= Your objective =
Determine how many lines contain the string "values". Reply with that figure and nothing else.

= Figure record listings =
□ □ □ □ □
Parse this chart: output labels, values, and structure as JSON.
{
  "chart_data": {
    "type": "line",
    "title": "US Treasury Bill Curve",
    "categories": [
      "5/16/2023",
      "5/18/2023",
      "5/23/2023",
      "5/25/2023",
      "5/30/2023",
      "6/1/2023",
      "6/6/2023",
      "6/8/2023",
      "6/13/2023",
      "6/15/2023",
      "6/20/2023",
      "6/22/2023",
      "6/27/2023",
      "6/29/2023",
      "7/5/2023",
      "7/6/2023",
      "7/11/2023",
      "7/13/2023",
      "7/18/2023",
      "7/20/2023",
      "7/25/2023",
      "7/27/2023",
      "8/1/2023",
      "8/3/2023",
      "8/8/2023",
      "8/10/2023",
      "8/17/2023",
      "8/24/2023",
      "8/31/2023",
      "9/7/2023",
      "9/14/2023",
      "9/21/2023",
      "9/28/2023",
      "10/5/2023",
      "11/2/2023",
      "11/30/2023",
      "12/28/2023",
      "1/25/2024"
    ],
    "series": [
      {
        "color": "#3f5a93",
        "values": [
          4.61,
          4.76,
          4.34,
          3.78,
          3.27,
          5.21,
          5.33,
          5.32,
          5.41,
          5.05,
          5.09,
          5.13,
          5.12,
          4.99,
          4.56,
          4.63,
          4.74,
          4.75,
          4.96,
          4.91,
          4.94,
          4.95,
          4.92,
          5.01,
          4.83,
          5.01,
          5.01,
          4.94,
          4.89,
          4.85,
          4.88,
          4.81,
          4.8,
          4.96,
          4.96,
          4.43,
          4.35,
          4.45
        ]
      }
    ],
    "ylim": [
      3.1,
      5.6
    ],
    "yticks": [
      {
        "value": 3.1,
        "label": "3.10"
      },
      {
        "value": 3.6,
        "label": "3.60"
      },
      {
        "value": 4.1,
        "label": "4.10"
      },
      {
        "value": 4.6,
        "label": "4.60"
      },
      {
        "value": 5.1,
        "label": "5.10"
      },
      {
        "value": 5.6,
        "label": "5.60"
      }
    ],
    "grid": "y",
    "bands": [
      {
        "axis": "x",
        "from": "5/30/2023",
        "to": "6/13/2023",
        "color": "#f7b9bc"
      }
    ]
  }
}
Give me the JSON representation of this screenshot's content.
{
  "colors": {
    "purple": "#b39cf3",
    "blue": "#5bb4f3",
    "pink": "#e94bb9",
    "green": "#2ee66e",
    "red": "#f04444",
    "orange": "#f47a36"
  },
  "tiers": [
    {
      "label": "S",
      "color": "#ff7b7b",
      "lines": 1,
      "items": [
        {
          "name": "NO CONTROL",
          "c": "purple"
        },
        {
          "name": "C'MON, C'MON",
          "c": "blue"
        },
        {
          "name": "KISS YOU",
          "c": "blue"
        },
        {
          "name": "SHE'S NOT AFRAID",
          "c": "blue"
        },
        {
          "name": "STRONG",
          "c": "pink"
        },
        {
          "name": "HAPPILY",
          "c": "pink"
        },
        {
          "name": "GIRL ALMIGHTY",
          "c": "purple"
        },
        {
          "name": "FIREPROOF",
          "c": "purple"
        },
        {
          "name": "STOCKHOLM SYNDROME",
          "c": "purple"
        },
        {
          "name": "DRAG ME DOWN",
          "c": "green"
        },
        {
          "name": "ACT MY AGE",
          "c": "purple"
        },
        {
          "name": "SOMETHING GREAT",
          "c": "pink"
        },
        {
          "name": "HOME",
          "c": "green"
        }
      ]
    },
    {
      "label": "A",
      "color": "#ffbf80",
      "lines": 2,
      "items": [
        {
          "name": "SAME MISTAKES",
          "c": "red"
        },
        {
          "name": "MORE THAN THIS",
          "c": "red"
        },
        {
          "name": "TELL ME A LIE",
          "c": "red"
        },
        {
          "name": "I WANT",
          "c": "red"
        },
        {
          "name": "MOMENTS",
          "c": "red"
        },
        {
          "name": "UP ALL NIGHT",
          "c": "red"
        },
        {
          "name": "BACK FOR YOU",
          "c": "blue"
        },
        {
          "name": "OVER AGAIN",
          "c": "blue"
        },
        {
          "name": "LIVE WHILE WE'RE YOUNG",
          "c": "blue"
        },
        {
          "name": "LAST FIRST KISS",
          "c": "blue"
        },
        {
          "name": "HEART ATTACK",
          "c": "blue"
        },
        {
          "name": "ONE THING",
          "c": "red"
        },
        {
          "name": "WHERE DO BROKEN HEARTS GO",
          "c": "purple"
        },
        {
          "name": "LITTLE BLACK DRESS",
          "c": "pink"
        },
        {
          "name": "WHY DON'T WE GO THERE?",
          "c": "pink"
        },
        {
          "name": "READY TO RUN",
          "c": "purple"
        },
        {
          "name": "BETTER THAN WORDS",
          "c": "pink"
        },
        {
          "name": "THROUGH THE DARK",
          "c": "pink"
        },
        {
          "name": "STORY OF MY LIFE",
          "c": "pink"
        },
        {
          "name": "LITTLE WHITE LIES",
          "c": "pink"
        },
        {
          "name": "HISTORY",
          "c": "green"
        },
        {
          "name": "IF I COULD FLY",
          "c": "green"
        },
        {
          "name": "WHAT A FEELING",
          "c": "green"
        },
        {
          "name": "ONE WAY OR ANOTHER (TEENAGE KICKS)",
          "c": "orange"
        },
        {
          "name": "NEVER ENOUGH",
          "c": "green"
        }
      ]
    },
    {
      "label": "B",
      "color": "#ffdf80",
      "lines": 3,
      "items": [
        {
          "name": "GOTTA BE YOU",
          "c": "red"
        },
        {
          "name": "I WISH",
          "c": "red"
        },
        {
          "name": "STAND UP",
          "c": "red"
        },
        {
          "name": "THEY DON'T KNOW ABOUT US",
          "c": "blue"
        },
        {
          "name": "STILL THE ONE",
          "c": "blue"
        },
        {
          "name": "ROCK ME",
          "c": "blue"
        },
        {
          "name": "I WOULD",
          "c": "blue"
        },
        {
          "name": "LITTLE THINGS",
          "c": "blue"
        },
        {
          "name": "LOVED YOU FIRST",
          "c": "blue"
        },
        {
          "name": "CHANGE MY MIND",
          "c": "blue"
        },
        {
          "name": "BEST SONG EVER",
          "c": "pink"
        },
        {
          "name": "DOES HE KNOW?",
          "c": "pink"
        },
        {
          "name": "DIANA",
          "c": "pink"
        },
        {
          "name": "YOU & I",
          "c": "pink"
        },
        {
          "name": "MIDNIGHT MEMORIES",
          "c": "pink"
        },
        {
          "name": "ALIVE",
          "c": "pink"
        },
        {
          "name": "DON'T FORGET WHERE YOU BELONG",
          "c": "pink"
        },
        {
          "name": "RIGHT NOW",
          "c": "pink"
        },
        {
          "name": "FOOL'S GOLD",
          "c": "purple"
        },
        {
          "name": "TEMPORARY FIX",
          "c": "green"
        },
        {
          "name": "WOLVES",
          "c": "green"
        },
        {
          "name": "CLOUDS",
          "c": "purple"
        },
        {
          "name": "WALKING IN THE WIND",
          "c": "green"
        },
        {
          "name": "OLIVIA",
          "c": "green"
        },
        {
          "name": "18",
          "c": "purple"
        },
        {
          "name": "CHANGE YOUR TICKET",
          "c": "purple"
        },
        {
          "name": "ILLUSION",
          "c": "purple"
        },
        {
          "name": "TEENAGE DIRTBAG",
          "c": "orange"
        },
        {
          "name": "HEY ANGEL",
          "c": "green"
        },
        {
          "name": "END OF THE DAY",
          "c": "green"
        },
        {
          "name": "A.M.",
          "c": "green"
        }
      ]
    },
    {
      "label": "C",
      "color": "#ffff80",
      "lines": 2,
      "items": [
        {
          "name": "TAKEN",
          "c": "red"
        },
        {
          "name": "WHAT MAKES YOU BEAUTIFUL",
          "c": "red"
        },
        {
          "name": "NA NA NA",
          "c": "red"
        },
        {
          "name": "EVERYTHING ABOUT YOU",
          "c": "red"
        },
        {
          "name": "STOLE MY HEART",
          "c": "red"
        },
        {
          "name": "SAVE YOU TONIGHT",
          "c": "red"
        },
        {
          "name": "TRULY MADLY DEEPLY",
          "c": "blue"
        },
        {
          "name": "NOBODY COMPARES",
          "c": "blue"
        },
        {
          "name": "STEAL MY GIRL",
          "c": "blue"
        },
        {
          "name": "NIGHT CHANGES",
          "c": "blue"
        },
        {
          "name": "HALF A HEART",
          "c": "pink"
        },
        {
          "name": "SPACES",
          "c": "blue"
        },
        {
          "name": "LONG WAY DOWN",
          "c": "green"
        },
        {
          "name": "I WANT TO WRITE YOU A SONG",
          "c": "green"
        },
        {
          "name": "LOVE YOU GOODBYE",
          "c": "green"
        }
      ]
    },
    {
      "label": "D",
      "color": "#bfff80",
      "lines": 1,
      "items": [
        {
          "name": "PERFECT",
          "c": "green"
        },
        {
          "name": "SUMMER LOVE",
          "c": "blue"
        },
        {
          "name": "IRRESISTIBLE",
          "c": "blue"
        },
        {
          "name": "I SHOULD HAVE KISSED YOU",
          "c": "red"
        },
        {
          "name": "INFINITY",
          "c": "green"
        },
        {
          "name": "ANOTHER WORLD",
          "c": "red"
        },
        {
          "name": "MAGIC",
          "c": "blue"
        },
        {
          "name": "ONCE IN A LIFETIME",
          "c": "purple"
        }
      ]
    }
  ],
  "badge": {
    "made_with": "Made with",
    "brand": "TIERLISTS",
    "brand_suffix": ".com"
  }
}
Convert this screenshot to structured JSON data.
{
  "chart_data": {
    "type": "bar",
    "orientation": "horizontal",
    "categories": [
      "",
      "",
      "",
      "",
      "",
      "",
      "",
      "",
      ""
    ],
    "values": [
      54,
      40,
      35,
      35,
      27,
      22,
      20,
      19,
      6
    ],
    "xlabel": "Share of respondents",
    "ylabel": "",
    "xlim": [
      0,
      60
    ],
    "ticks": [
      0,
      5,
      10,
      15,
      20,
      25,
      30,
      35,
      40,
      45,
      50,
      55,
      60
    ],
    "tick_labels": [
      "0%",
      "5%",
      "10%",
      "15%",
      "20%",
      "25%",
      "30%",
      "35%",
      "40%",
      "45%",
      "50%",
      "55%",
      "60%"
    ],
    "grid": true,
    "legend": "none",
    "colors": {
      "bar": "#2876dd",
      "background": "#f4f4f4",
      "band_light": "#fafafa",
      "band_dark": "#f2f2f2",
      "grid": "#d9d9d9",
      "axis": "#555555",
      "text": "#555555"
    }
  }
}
□ □ □ □ □
= The reply =
3